GIVEN PASSAGE |
— START —

Dr Grégoire David is a theoretical chemist developing theoretical methods to improve the evaluation and understanding of magnetic exchange couplings at the molecular level. He started the MagDFT project at the ISCR (University of Rennes 1).

[Equipe BIENVENÜE] Hello Grégoire, how did you become interested in your research area?

[Dr Grégoire David] I have always had a particular attraction for the fundamental aspect of science and my lack of interest in the practical and manipulative side made me turn to theoretical chemistry. In this field, one uses the fundamental principles of physics and mathematics to have a theoretical approach to chemical phenomena. The development of computer science in the second half of the 20th century has made it an essential field of chemistry today, allowing the modelling of chemical processes or the evaluation of certain properties of molecules for example. My role is to develop the tools for this work, in proposing methods and programming them for use.

My research interests are centred on the description of magnetic phenomena at the molecular level which are particularly difficult to understand and describe.

During my thesis, I worked on the development of a method to determine and rationalise magnetic exchange couplings. These couplings arise from one of the most fundamental magnetic interactions, which despite its quantum origin has important consequences at our scale.

During a first post-doctoral position in the United Kingdom, I worked on a different aspect of magnetic phenomena by focusing on the description of atoms and molecules in the presence of intense magnetic fields, such as those in the vicinity of white dwarf stars. Very particular physical phenomena appear under these conditions that only theoretical approaches can bring to light.

What will you be doing during the MagDFT project?

The MagDFT project is a continuation of my doctoral work since, despite its interest, the method I worked on has several limitations for its application. This project is based on the generalization of this method through two objectives: the study of molecules with several magnetic couplings and the description of more complex magnetic interactions than the exchange one. The idea is to propose a numerically accurate method that helps to understand the physical phenomena involved and that can be applied to large molecules.

Why is it important to work on these methods?

My work, although it is above all fundamental, is upstream of that of other researchers who will be able to use these methods to better understand the magnetic interactions taking place in the molecules they work on. This understanding is imperative in order to propose molecules with predefined magnetic properties, whose potential applications are important for cutting-edge technologies such as molecular spintronics.

— END —

YOUR INSTRUCTIONS | Resume the interview about the MagDFT project after its last sentence, in the same question-and-answer style.

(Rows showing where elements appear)
— START —

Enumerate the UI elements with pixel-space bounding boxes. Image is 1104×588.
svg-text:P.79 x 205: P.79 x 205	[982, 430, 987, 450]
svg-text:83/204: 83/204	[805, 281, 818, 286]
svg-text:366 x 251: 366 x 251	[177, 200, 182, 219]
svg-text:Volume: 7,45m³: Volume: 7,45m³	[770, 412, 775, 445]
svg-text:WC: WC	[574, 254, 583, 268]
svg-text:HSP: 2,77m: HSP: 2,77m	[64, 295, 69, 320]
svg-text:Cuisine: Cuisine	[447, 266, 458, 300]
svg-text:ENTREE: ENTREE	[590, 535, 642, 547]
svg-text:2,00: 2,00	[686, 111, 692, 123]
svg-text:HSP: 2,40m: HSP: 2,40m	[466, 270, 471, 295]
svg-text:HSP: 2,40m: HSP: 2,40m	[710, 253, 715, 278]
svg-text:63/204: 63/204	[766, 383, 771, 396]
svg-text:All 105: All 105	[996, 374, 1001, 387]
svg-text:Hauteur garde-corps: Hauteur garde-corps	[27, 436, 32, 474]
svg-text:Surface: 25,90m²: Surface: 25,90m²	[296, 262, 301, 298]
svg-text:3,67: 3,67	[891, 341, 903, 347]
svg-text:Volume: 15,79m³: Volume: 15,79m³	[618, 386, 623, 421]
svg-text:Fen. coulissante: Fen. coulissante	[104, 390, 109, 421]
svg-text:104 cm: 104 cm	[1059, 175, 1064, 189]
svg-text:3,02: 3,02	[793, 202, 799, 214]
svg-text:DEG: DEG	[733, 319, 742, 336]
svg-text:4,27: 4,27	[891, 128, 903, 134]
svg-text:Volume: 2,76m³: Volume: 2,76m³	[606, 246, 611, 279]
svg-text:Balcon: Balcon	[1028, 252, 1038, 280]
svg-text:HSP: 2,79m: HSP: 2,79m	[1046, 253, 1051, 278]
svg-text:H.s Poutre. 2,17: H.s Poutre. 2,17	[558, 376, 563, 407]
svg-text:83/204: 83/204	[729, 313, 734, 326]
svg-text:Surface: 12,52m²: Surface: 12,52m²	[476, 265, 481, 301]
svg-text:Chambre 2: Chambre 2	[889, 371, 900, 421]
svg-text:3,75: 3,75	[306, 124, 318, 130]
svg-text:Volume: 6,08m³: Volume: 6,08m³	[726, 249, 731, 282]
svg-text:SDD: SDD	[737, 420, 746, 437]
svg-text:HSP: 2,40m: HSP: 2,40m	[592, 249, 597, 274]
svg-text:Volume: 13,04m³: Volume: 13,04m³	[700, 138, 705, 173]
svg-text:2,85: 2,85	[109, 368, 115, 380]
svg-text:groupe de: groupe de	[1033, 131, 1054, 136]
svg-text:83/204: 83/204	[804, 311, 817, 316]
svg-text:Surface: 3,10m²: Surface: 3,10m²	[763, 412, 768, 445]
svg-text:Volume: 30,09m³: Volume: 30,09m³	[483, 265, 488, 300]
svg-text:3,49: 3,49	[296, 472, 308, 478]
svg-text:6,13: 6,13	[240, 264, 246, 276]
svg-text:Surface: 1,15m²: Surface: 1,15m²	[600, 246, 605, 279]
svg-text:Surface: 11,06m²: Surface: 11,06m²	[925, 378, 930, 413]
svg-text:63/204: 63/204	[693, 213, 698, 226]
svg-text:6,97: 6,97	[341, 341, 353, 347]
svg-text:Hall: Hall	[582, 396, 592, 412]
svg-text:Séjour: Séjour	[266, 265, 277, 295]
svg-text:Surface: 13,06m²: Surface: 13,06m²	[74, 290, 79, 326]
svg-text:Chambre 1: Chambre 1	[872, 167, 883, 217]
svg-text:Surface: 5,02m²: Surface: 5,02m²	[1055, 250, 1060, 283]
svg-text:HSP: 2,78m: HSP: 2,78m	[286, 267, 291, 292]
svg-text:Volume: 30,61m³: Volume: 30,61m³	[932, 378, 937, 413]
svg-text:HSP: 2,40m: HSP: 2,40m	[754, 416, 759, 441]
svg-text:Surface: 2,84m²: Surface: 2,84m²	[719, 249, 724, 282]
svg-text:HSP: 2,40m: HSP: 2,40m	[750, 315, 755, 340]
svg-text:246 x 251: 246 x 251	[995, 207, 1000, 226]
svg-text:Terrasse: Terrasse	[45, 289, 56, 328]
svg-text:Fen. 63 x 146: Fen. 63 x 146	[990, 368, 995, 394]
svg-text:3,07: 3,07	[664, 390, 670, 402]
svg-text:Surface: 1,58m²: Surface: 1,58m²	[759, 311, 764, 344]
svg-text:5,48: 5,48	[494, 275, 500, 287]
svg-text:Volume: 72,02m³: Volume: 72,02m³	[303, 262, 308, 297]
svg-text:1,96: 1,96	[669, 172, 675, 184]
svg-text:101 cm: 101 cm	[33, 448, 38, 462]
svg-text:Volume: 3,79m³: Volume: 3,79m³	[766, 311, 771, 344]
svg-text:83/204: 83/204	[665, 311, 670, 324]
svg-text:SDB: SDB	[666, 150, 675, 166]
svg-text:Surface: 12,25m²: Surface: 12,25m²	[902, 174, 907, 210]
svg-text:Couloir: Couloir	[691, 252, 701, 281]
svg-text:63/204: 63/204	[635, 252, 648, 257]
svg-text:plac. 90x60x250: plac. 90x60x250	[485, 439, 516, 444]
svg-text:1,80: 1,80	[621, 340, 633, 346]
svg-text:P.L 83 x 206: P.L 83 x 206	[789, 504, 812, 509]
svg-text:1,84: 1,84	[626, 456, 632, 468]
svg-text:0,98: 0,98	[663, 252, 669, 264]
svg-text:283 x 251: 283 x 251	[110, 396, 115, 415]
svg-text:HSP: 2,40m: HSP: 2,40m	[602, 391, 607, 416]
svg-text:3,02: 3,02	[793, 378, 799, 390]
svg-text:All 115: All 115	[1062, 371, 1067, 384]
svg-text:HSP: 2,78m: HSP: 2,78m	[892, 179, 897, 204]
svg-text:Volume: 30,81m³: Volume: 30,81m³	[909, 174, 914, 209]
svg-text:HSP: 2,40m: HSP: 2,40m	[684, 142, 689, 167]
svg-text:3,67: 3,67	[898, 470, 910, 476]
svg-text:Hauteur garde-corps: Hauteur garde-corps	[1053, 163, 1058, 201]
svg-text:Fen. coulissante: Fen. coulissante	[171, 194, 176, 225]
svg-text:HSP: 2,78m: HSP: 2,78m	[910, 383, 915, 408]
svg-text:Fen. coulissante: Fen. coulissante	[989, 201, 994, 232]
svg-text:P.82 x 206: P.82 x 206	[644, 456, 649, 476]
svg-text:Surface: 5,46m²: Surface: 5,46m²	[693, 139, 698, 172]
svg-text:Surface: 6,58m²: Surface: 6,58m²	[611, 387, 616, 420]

— END —

OUTPUT OF THE EXERCISE |
A better understanding of what happens at this level opens the door to advances in the storage of information at the molecular level, benefitting from the quantum properties of matter occuring at this scale. These advances are part of the technological revolution that is the development of the quantum computer, whose computing performance would totally exceed that of current computers.

Why did you choose the ISCR laboratory?

There are several reasons, mainly scientific. The “Inorganic Theoretical Chemistry” team of the ISCR I joined is widely recognised nationally and internationally for its expertise in the theoretical treatment of magnetic systems. This environment allows me to better understand the methodological issues that can exist in this field. The BIENVENÜE fellowship is thus an opportunity to bring together my expertise in methodological development and their in molecular magnetism. Exchanging on their expectations and needs allows me to develop a relevant method, which can be used by researchers such as those evolving in the team.

Would you have a recommendation for the reader who is curious to know more?

The molecules targeted by the method I am developing have potential applications as building blocks for the implementation of the quantum computer. This is a fascinating field of research and there are many books, podcasts and videos on this subject for all ages. It is also a particularly active field in France and as such I can recommend the very interesting dossier in the CNRS journal on the subject.

Thank you Grégoire!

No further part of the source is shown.